--- begin Material to process ---

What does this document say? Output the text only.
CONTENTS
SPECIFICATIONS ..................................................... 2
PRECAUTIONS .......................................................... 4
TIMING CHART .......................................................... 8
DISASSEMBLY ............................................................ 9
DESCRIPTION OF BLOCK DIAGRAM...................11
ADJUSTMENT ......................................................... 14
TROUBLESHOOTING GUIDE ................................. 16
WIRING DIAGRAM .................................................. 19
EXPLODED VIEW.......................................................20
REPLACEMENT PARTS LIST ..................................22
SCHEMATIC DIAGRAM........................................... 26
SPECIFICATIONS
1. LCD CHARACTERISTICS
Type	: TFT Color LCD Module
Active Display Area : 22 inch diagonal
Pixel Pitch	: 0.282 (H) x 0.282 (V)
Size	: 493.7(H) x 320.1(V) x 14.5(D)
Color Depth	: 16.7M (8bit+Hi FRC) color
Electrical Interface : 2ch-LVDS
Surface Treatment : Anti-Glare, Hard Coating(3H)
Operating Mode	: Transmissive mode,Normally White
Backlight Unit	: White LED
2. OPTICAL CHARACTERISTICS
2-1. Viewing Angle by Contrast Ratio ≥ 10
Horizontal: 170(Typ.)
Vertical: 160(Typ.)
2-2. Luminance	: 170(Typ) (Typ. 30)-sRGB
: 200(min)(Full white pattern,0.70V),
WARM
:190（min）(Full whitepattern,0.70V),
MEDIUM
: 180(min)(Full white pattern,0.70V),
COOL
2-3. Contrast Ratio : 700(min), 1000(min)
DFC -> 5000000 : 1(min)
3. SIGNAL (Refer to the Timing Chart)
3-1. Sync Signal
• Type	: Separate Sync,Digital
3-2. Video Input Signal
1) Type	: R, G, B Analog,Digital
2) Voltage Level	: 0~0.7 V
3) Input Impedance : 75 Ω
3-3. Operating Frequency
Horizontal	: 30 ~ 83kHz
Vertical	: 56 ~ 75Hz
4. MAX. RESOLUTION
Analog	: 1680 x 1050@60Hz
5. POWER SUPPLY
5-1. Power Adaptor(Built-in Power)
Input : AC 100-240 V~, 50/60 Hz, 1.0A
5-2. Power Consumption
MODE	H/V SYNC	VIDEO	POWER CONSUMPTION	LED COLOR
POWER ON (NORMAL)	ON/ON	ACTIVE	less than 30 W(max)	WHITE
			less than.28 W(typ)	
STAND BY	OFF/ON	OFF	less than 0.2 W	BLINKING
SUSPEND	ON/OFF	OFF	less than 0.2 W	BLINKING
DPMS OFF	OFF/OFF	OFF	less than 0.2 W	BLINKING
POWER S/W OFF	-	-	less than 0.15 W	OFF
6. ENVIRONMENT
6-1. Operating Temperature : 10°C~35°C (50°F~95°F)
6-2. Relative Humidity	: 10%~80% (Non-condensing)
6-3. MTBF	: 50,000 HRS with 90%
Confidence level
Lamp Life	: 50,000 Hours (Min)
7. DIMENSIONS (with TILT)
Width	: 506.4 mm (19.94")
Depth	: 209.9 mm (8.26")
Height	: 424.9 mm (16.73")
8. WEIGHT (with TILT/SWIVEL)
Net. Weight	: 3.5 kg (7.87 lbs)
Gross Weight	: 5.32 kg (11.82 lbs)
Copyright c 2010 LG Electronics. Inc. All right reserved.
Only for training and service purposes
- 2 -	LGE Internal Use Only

--- end Material to process ---

#### [Given exercise]
The records above need to be transcribed in full. Keep every character unchanged.

#### [Written answer]
What does this document say? Output the text only.
CONTENTS
SPECIFICATIONS ..................................................... 2
PRECAUTIONS .......................................................... 4
TIMING CHART .......................................................... 8
DISASSEMBLY ............................................................ 9
DESCRIPTION OF BLOCK DIAGRAM...................11
ADJUSTMENT ......................................................... 14
TROUBLESHOOTING GUIDE ................................. 16
WIRING DIAGRAM .................................................. 19
EXPLODED VIEW.......................................................20
REPLACEMENT PARTS LIST ..................................22
SCHEMATIC DIAGRAM........................................... 26
SPECIFICATIONS
1. LCD CHARACTERISTICS
Type	: TFT Color LCD Module
Active Display Area : 22 inch diagonal
Pixel Pitch	: 0.282 (H) x 0.282 (V)
Size	: 493.7(H) x 320.1(V) x 14.5(D)
Color Depth	: 16.7M (8bit+Hi FRC) color
Electrical Interface : 2ch-LVDS
Surface Treatment : Anti-Glare, Hard Coating(3H)
Operating Mode	: Transmissive mode,Normally White
Backlight Unit	: White LED
2. OPTICAL CHARACTERISTICS
2-1. Viewing Angle by Contrast Ratio ≥ 10
Horizontal: 170(Typ.)
Vertical: 160(Typ.)
2-2. Luminance	: 170(Typ) (Typ. 30)-sRGB
: 200(min)(Full white pattern,0.70V),
WARM
:190（min）(Full whitepattern,0.70V),
MEDIUM
: 180(min)(Full white pattern,0.70V),
COOL
2-3. Contrast Ratio : 700(min), 1000(min)
DFC -> 5000000 : 1(min)
3. SIGNAL (Refer to the Timing Chart)
3-1. Sync Signal
• Type	: Separate Sync,Digital
3-2. Video Input Signal
1) Type	: R, G, B Analog,Digital
2) Voltage Level	: 0~0.7 V
3) Input Impedance : 75 Ω
3-3. Operating Frequency
Horizontal	: 30 ~ 83kHz
Vertical	: 56 ~ 75Hz
4. MAX. RESOLUTION
Analog	: 1680 x 1050@60Hz
5. POWER SUPPLY
5-1. Power Adaptor(Built-in Power)
Input : AC 100-240 V~, 50/60 Hz, 1.0A
5-2. Power Consumption
MODE	H/V SYNC	VIDEO	POWER CONSUMPTION	LED COLOR
POWER ON (NORMAL)	ON/ON	ACTIVE	less than 30 W(max)	WHITE
			less than.28 W(typ)	
STAND BY	OFF/ON	OFF	less than 0.2 W	BLINKING
SUSPEND	ON/OFF	OFF	less than 0.2 W	BLINKING
DPMS OFF	OFF/OFF	OFF	less than 0.2 W	BLINKING
POWER S/W OFF	-	-	less than 0.15 W	OFF
6. ENVIRONMENT
6-1. Operating Temperature : 10°C~35°C (50°F~95°F)
6-2. Relative Humidity	: 10%~80% (Non-condensing)
6-3. MTBF	: 50,000 HRS with 90%
Confidence level
Lamp Life	: 50,000 Hours (Min)
7. DIMENSIONS (with TILT)
Width	: 506.4 mm (19.94")
Depth	: 209.9 mm (8.26")
Height	: 424.9 mm (16.73")
8. WEIGHT (with TILT/SWIVEL)
Net. Weight	: 3.5 kg (7.87 lbs)
Gross Weight	: 5.32 kg (11.82 lbs)
Copyright c 2010 LG Electronics. Inc. All right reserved.
Only for training and service purposes
- 2 -	LGE Internal Use Only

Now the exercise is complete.